## ASSIGNED TASK
Set the data down again, word for word, as it appears below.

## LISTED ENTRIES

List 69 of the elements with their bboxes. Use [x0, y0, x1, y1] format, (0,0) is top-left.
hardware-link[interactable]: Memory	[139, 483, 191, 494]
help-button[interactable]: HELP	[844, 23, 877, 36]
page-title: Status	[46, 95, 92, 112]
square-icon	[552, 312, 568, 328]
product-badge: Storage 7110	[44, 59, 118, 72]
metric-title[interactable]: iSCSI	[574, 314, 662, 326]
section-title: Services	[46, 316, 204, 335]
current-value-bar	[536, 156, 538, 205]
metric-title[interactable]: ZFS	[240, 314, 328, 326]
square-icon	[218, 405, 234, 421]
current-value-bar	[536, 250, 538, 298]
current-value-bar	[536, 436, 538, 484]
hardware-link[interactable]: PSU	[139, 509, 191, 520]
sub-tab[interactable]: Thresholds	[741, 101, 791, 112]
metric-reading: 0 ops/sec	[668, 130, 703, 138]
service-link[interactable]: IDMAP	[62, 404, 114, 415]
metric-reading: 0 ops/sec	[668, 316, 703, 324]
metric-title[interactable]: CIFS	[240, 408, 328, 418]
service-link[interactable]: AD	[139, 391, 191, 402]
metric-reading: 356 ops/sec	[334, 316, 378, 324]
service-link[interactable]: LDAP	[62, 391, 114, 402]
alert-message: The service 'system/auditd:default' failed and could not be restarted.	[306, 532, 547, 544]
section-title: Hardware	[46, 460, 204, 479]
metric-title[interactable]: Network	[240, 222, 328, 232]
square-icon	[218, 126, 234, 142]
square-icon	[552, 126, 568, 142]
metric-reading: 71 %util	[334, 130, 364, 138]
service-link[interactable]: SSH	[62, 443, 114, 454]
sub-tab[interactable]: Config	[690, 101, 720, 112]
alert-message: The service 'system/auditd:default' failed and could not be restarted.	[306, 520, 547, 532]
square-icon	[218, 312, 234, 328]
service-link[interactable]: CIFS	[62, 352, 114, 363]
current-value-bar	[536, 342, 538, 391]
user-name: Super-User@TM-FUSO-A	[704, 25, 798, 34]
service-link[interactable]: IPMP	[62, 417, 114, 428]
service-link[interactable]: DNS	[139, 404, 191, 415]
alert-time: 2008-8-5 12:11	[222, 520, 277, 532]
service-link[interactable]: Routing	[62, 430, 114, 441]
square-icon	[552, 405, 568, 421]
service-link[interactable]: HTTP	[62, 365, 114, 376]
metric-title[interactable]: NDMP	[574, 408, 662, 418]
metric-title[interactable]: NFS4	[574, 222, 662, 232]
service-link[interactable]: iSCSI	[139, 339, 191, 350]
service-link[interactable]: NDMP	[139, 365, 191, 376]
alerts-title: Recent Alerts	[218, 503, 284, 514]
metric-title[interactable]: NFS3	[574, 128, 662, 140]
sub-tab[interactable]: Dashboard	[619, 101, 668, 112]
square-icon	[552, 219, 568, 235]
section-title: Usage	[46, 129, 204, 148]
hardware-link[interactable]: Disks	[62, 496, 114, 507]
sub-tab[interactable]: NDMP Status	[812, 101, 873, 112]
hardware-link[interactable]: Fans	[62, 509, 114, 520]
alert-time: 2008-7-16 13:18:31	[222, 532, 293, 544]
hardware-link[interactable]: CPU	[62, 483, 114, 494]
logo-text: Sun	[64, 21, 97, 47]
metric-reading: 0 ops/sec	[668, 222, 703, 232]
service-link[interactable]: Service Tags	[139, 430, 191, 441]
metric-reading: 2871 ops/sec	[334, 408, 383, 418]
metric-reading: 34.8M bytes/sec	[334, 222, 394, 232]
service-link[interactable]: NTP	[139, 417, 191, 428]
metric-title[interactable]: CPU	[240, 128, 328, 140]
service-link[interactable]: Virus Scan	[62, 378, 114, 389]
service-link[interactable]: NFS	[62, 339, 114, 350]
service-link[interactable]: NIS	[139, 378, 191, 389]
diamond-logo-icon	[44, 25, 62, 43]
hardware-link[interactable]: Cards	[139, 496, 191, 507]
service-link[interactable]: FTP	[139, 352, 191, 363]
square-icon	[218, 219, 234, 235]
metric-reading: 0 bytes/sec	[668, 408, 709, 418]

## REPLY
List 69 of the elements with their bboxes. Use [x0, y0, x1, y1] format, (0,0) is top-left.
hardware-link[interactable]: Memory	[139, 483, 191, 494]
help-button[interactable]: HELP	[844, 23, 877, 36]
page-title: Status	[46, 95, 92, 112]
square-icon	[552, 312, 568, 328]
product-badge: Storage 7110	[44, 59, 118, 72]
metric-title[interactable]: iSCSI	[574, 314, 662, 326]
section-title: Services	[46, 316, 204, 335]
current-value-bar	[536, 156, 538, 205]
metric-title[interactable]: ZFS	[240, 314, 328, 326]
square-icon	[218, 405, 234, 421]
current-value-bar	[536, 250, 538, 298]
current-value-bar	[536, 436, 538, 484]
hardware-link[interactable]: PSU	[139, 509, 191, 520]
sub-tab[interactable]: Thresholds	[741, 101, 791, 112]
metric-reading: 0 ops/sec	[668, 130, 703, 138]
service-link[interactable]: IDMAP	[62, 404, 114, 415]
metric-reading: 0 ops/sec	[668, 316, 703, 324]
metric-title[interactable]: CIFS	[240, 408, 328, 418]
service-link[interactable]: AD	[139, 391, 191, 402]
metric-reading: 356 ops/sec	[334, 316, 378, 324]
service-link[interactable]: LDAP	[62, 391, 114, 402]
alert-message: The service 'system/auditd:default' failed and could not be restarted.	[306, 532, 547, 544]
section-title: Hardware	[46, 460, 204, 479]
metric-title[interactable]: Network	[240, 222, 328, 232]
square-icon	[218, 126, 234, 142]
square-icon	[552, 126, 568, 142]
metric-reading: 71 %util	[334, 130, 364, 138]
service-link[interactable]: SSH	[62, 443, 114, 454]
sub-tab[interactable]: Config	[690, 101, 720, 112]
alert-message: The service 'system/auditd:default' failed and could not be restarted.	[306, 520, 547, 532]
square-icon	[218, 312, 234, 328]
service-link[interactable]: CIFS	[62, 352, 114, 363]
current-value-bar	[536, 342, 538, 391]
user-name: Super-User@TM-FUSO-A	[704, 25, 798, 34]
service-link[interactable]: IPMP	[62, 417, 114, 428]
service-link[interactable]: DNS	[139, 404, 191, 415]
alert-time: 2008-8-5 12:11	[222, 520, 277, 532]
service-link[interactable]: Routing	[62, 430, 114, 441]
square-icon	[552, 405, 568, 421]
service-link[interactable]: HTTP	[62, 365, 114, 376]
metric-title[interactable]: NDMP	[574, 408, 662, 418]
metric-title[interactable]: NFS4	[574, 222, 662, 232]
service-link[interactable]: iSCSI	[139, 339, 191, 350]
service-link[interactable]: NDMP	[139, 365, 191, 376]
alerts-title: Recent Alerts	[218, 503, 284, 514]
metric-title[interactable]: NFS3	[574, 128, 662, 140]
sub-tab[interactable]: Dashboard	[619, 101, 668, 112]
square-icon	[552, 219, 568, 235]
section-title: Usage	[46, 129, 204, 148]
hardware-link[interactable]: Disks	[62, 496, 114, 507]
sub-tab[interactable]: NDMP Status	[812, 101, 873, 112]
hardware-link[interactable]: Fans	[62, 509, 114, 520]
alert-time: 2008-7-16 13:18:31	[222, 532, 293, 544]
hardware-link[interactable]: CPU	[62, 483, 114, 494]
logo-text: Sun	[64, 21, 97, 47]
metric-reading: 0 ops/sec	[668, 222, 703, 232]
service-link[interactable]: Service Tags	[139, 430, 191, 441]
metric-reading: 2871 ops/sec	[334, 408, 383, 418]
metric-reading: 34.8M bytes/sec	[334, 222, 394, 232]
service-link[interactable]: NTP	[139, 417, 191, 428]
metric-title[interactable]: CPU	[240, 128, 328, 140]
service-link[interactable]: Virus Scan	[62, 378, 114, 389]
service-link[interactable]: NFS	[62, 339, 114, 350]
service-link[interactable]: NIS	[139, 378, 191, 389]
diamond-logo-icon	[44, 25, 62, 43]
hardware-link[interactable]: Cards	[139, 496, 191, 507]
service-link[interactable]: FTP	[139, 352, 191, 363]
square-icon	[218, 219, 234, 235]
metric-reading: 0 bytes/sec	[668, 408, 709, 418]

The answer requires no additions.